[DATA IN THIS EXERCISE]:

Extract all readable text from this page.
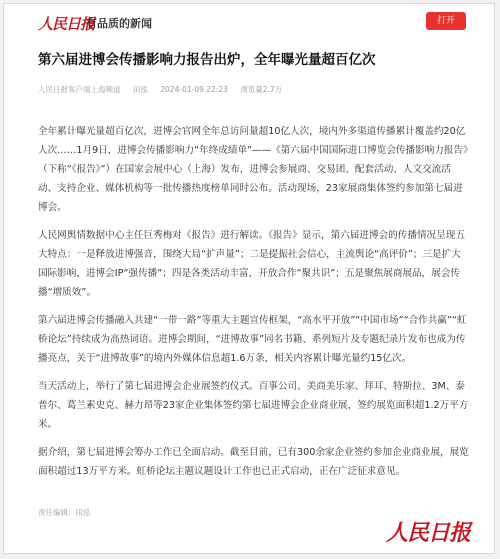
人民日报
有品质的新闻	打开
第六届进博会传播影响力报告出炉，全年曝光量超百亿次
人民日报客户端上海频道 田泓 2024-01-09 22:23 浏览量2.7万

全年累计曝光量超百亿次，进博会官网全年总访问量超10亿人次，境内外多渠道传播累计覆盖约20亿人次……1月9日，进博会传播影响力“年终成绩单”——《第六届中国国际进口博览会传播影响力报告》（下称“《报告》”）在国家会展中心（上海）发布，进博会参展商、交易团、配套活动、人文交流活动、支持企业、媒体机构等一批传播热度榜单同时公布。活动现场，23家展商集体签约参加第七届进博会。

人民网舆情数据中心主任巨秀梅对《报告》进行解读。《报告》显示，第六届进博会的传播情况呈现五大特点：一是释放进博强音，围绕大局“扩声量”；二是提振社会信心，主流舆论“高评价”；三是扩大国际影响，进博会IP“强传播”；四是各类活动丰富，开放合作“聚共识”；五是聚焦展商展品，展会传播“增质效”。

第六届进博会传播融入共建“一带一路”等重大主题宣传框架，“高水平开放”“中国市场”“合作共赢”“虹桥论坛”持续成为高热词语。进博会期间，“进博故事”同名书籍、系列短片及专题纪录片发布也成为传播亮点，关于“进博故事”的境内外媒体信息超1.6万条，相关内容累计曝光量约15亿次。

当天活动上，举行了第七届进博会企业展签约仪式。百事公司、美商美乐家、拜耳、特斯拉、3M、泰普尔、葛兰素史克、赫力昂等23家企业集体签约第七届进博会企业商业展，签约展览面积超1.2万平方米。

据介绍，第七届进博会筹办工作已全面启动。截至目前，已有300余家企业签约参加企业商业展，展览面积超过13万平方米。虹桥论坛主题议题设计工作也已正式启动，正在广泛征求意见。

责任编辑：田泓
人民日报
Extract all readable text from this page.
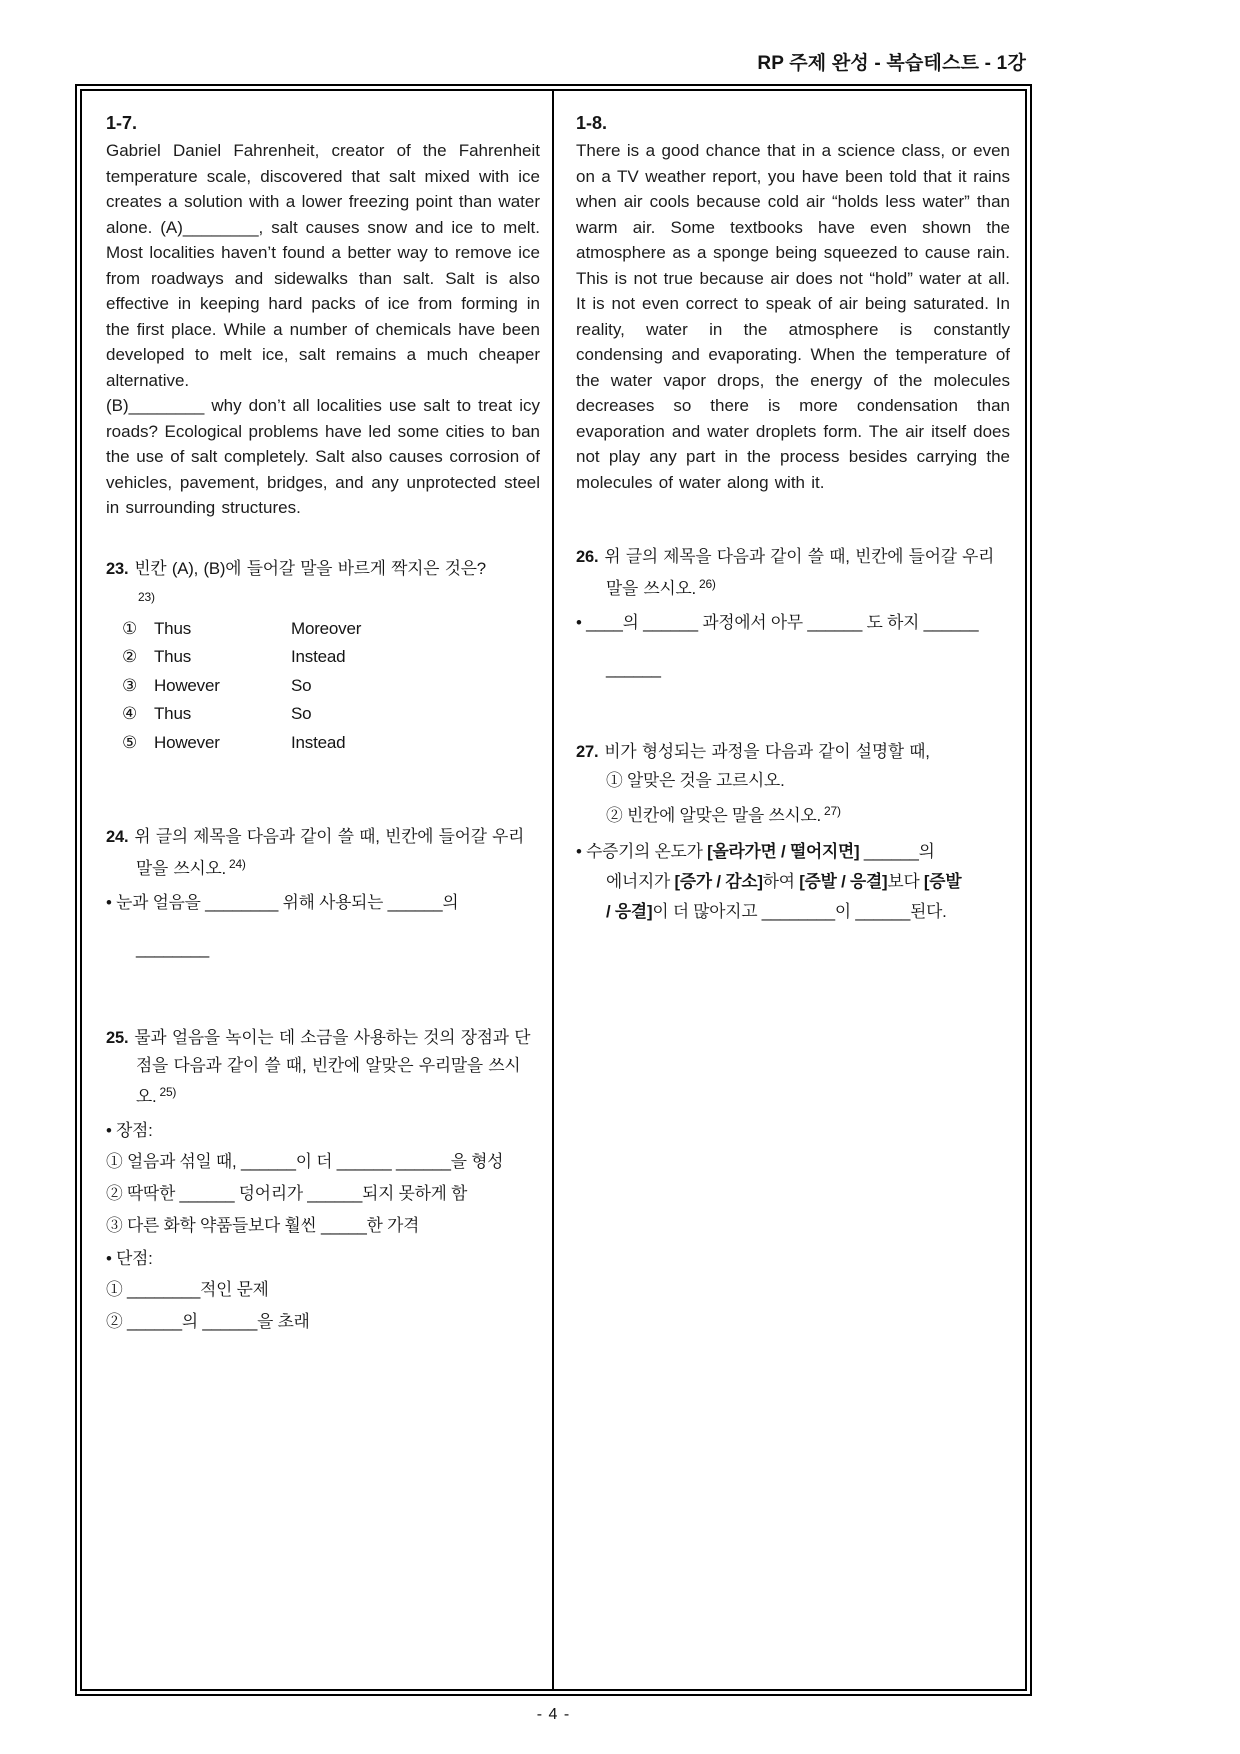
RP 주제 완성 - 복습테스트 - 1강
1-7.

Gabriel Daniel Fahrenheit, creator of the Fahrenheit temperature scale, discovered that salt mixed with ice creates a solution with a lower freezing point than water alone. (A)________, salt causes snow and ice to melt. Most localities haven’t found a better way to remove ice from roadways and sidewalks than salt. Salt is also effective in keeping hard packs of ice from forming in the first place. While a number of chemicals have been developed to melt ice, salt remains a much cheaper alternative.

(B)________ why don’t all localities use salt to treat icy roads? Ecological problems have led some cities to ban the use of salt completely. Salt also causes corrosion of vehicles, pavement, bridges, and any unprotected steel in surrounding structures.

23. 빈칸 (A), (B)에 들어갈 말을 바르게 짝지은 것은?
23)
① Thus	Moreover
② Thus	Instead
③ However	So
④ Thus	So
⑤ However	Instead
24. 위 글의 제목을 다음과 같이 쓸 때, 빈칸에 들어갈 우리말을 쓰시오. $^{24)}$
• 눈과 얼음을 ________ 위해 사용되는 ______의
________
25. 물과 얼음을 녹이는 데 소금을 사용하는 것의 장점과 단점을 다음과 같이 쓸 때, 빈칸에 알맞은 우리말을 쓰시오. $^{25)}$
• 장점:
① 얼음과 섞일 때, ______이 더 ______ ______을 형성
② 딱딱한 ______ 덩어리가 ______되지 못하게 함
③ 다른 화학 약품들보다 훨씬 _____한 가격
• 단점:
① ________적인 문제
② ______의 ______을 초래
1-8.

There is a good chance that in a science class, or even on a TV weather report, you have been told that it rains when air cools because cold air “holds less water” than warm air. Some textbooks have even shown the atmosphere as a sponge being squeezed to cause rain. This is not true because air does not “hold” water at all. It is not even correct to speak of air being saturated. In reality, water in the atmosphere is constantly condensing and evaporating. When the temperature of the water vapor drops, the energy of the molecules decreases so there is more condensation than evaporation and water droplets form. The air itself does not play any part in the process besides carrying the molecules of water along with it.

26. 위 글의 제목을 다음과 같이 쓸 때, 빈칸에 들어갈 우리말을 쓰시오. $^{26)}$
• ____의 ______ 과정에서 아무 ______ 도 하지 ______
______
27. 비가 형성되는 과정을 다음과 같이 설명할 때,
① 알맞은 것을 고르시오.
② 빈칸에 알맞은 말을 쓰시오. $^{27)}$
• 수증기의 온도가 [올라가면 / 떨어지면] ______의
에너지가 [증가 / 감소]하여 [증발 / 응결]보다 [증발
/ 응결]이 더 많아지고 ________이 ______된다.
- 4 -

[EXERCISE AIM]:
Omit the pictures. Output every record above word for word.

[FULL SOLUTION]:
Extract all readable text from this page.
人民日报
有品质的新闻	打开
第六届进博会传播影响力报告出炉，全年曝光量超百亿次
人民日报客户端上海频道 田泓 2024-01-09 22:23 浏览量2.7万

全年累计曝光量超百亿次，进博会官网全年总访问量超10亿人次，境内外多渠道传播累计覆盖约20亿人次……1月9日，进博会传播影响力“年终成绩单”——《第六届中国国际进口博览会传播影响力报告》（下称“《报告》”）在国家会展中心（上海）发布，进博会参展商、交易团、配套活动、人文交流活动、支持企业、媒体机构等一批传播热度榜单同时公布。活动现场，23家展商集体签约参加第七届进博会。

人民网舆情数据中心主任巨秀梅对《报告》进行解读。《报告》显示，第六届进博会的传播情况呈现五大特点：一是释放进博强音，围绕大局“扩声量”；二是提振社会信心，主流舆论“高评价”；三是扩大国际影响，进博会IP“强传播”；四是各类活动丰富，开放合作“聚共识”；五是聚焦展商展品，展会传播“增质效”。

第六届进博会传播融入共建“一带一路”等重大主题宣传框架，“高水平开放”“中国市场”“合作共赢”“虹桥论坛”持续成为高热词语。进博会期间，“进博故事”同名书籍、系列短片及专题纪录片发布也成为传播亮点，关于“进博故事”的境内外媒体信息超1.6万条，相关内容累计曝光量约15亿次。

当天活动上，举行了第七届进博会企业展签约仪式。百事公司、美商美乐家、拜耳、特斯拉、3M、泰普尔、葛兰素史克、赫力昂等23家企业集体签约第七届进博会企业商业展，签约展览面积超1.2万平方米。

据介绍，第七届进博会筹办工作已全面启动。截至目前，已有300余家企业签约参加企业商业展，展览面积超过13万平方米。虹桥论坛主题议题设计工作也已正式启动，正在广泛征求意见。

责任编辑：田泓
人民日报
Extract all readable text from this page.
RP 주제 완성 - 복습테스트 - 1강
1-7.

Gabriel Daniel Fahrenheit, creator of the Fahrenheit temperature scale, discovered that salt mixed with ice creates a solution with a lower freezing point than water alone. (A)________, salt causes snow and ice to melt. Most localities haven’t found a better way to remove ice from roadways and sidewalks than salt. Salt is also effective in keeping hard packs of ice from forming in the first place. While a number of chemicals have been developed to melt ice, salt remains a much cheaper alternative.

(B)________ why don’t all localities use salt to treat icy roads? Ecological problems have led some cities to ban the use of salt completely. Salt also causes corrosion of vehicles, pavement, bridges, and any unprotected steel in surrounding structures.

23. 빈칸 (A), (B)에 들어갈 말을 바르게 짝지은 것은?
23)
① Thus	Moreover
② Thus	Instead
③ However	So
④ Thus	So
⑤ However	Instead
24. 위 글의 제목을 다음과 같이 쓸 때, 빈칸에 들어갈 우리말을 쓰시오. $^{24)}$
• 눈과 얼음을 ________ 위해 사용되는 ______의
________
25. 물과 얼음을 녹이는 데 소금을 사용하는 것의 장점과 단점을 다음과 같이 쓸 때, 빈칸에 알맞은 우리말을 쓰시오. $^{25)}$
• 장점:
① 얼음과 섞일 때, ______이 더 ______ ______을 형성
② 딱딱한 ______ 덩어리가 ______되지 못하게 함
③ 다른 화학 약품들보다 훨씬 _____한 가격
• 단점:
① ________적인 문제
② ______의 ______을 초래
1-8.

There is a good chance that in a science class, or even on a TV weather report, you have been told that it rains when air cools because cold air “holds less water” than warm air. Some textbooks have even shown the atmosphere as a sponge being squeezed to cause rain. This is not true because air does not “hold” water at all. It is not even correct to speak of air being saturated. In reality, water in the atmosphere is constantly condensing and evaporating. When the temperature of the water vapor drops, the energy of the molecules decreases so there is more condensation than evaporation and water droplets form. The air itself does not play any part in the process besides carrying the molecules of water along with it.

26. 위 글의 제목을 다음과 같이 쓸 때, 빈칸에 들어갈 우리말을 쓰시오. $^{26)}$
• ____의 ______ 과정에서 아무 ______ 도 하지 ______
______
27. 비가 형성되는 과정을 다음과 같이 설명할 때,
① 알맞은 것을 고르시오.
② 빈칸에 알맞은 말을 쓰시오. $^{27)}$
• 수증기의 온도가 [올라가면 / 떨어지면] ______의
에너지가 [증가 / 감소]하여 [증발 / 응결]보다 [증발
/ 응결]이 더 많아지고 ________이 ______된다.
- 4 -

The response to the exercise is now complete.